> **Short task**
Return all of the data exactly as written, without the pictures.

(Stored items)
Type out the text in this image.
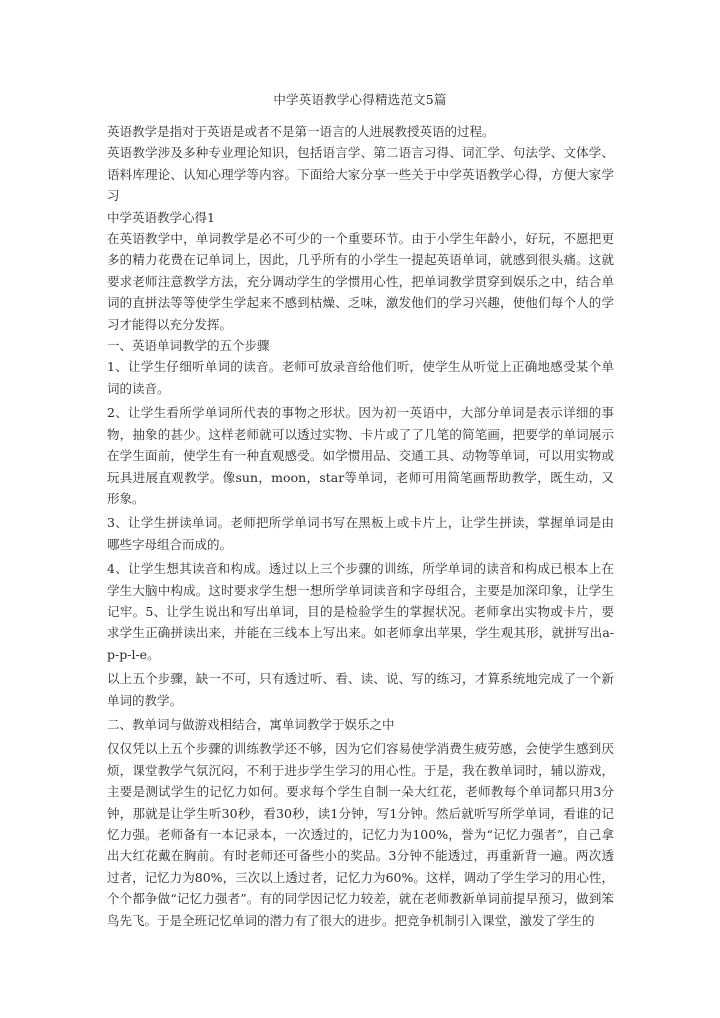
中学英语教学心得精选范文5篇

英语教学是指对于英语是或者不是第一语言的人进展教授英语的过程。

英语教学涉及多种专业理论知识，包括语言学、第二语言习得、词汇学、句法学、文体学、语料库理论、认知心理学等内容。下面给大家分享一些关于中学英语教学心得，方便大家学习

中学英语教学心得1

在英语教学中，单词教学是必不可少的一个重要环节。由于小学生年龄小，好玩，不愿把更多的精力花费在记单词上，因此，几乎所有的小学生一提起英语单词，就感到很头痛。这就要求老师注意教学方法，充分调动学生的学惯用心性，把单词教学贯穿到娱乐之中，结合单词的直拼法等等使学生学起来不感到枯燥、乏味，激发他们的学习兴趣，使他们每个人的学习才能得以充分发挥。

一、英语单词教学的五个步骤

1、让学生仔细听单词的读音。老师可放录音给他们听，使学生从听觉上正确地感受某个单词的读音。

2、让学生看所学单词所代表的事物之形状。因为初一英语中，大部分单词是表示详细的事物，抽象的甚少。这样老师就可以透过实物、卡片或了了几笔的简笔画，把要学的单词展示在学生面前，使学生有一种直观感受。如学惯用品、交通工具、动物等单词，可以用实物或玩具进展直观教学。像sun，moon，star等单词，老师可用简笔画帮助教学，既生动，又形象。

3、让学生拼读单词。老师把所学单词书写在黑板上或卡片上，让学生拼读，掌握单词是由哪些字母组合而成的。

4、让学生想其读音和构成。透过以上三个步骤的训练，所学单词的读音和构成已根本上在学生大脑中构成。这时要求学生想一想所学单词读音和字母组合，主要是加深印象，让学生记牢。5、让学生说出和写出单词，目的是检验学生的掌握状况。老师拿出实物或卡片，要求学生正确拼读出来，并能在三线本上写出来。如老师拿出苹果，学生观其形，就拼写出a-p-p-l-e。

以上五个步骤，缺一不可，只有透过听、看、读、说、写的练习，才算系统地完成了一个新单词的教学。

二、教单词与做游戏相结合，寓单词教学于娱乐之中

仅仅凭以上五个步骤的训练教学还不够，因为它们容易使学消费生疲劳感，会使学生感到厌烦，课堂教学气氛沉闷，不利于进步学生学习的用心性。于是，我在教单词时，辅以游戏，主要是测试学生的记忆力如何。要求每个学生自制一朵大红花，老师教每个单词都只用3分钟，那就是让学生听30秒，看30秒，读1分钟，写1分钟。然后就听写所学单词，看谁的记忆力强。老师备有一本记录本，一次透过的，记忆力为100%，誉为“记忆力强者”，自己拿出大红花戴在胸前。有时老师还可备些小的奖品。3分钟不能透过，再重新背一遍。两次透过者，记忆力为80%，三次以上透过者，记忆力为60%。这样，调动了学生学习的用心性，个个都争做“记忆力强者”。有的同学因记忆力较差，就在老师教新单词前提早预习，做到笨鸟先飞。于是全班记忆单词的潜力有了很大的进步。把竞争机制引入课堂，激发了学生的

> **Full solution**
Type out the text in this image.
中学英语教学心得精选范文5篇

英语教学是指对于英语是或者不是第一语言的人进展教授英语的过程。

英语教学涉及多种专业理论知识，包括语言学、第二语言习得、词汇学、句法学、文体学、语料库理论、认知心理学等内容。下面给大家分享一些关于中学英语教学心得，方便大家学习

中学英语教学心得1

在英语教学中，单词教学是必不可少的一个重要环节。由于小学生年龄小，好玩，不愿把更多的精力花费在记单词上，因此，几乎所有的小学生一提起英语单词，就感到很头痛。这就要求老师注意教学方法，充分调动学生的学惯用心性，把单词教学贯穿到娱乐之中，结合单词的直拼法等等使学生学起来不感到枯燥、乏味，激发他们的学习兴趣，使他们每个人的学习才能得以充分发挥。

一、英语单词教学的五个步骤

1、让学生仔细听单词的读音。老师可放录音给他们听，使学生从听觉上正确地感受某个单词的读音。

2、让学生看所学单词所代表的事物之形状。因为初一英语中，大部分单词是表示详细的事物，抽象的甚少。这样老师就可以透过实物、卡片或了了几笔的简笔画，把要学的单词展示在学生面前，使学生有一种直观感受。如学惯用品、交通工具、动物等单词，可以用实物或玩具进展直观教学。像sun，moon，star等单词，老师可用简笔画帮助教学，既生动，又形象。

3、让学生拼读单词。老师把所学单词书写在黑板上或卡片上，让学生拼读，掌握单词是由哪些字母组合而成的。

4、让学生想其读音和构成。透过以上三个步骤的训练，所学单词的读音和构成已根本上在学生大脑中构成。这时要求学生想一想所学单词读音和字母组合，主要是加深印象，让学生记牢。5、让学生说出和写出单词，目的是检验学生的掌握状况。老师拿出实物或卡片，要求学生正确拼读出来，并能在三线本上写出来。如老师拿出苹果，学生观其形，就拼写出a-p-p-l-e。

以上五个步骤，缺一不可，只有透过听、看、读、说、写的练习，才算系统地完成了一个新单词的教学。

二、教单词与做游戏相结合，寓单词教学于娱乐之中

仅仅凭以上五个步骤的训练教学还不够，因为它们容易使学消费生疲劳感，会使学生感到厌烦，课堂教学气氛沉闷，不利于进步学生学习的用心性。于是，我在教单词时，辅以游戏，主要是测试学生的记忆力如何。要求每个学生自制一朵大红花，老师教每个单词都只用3分钟，那就是让学生听30秒，看30秒，读1分钟，写1分钟。然后就听写所学单词，看谁的记忆力强。老师备有一本记录本，一次透过的，记忆力为100%，誉为“记忆力强者”，自己拿出大红花戴在胸前。有时老师还可备些小的奖品。3分钟不能透过，再重新背一遍。两次透过者，记忆力为80%，三次以上透过者，记忆力为60%。这样，调动了学生学习的用心性，个个都争做“记忆力强者”。有的同学因记忆力较差，就在老师教新单词前提早预习，做到笨鸟先飞。于是全班记忆单词的潜力有了很大的进步。把竞争机制引入课堂，激发了学生的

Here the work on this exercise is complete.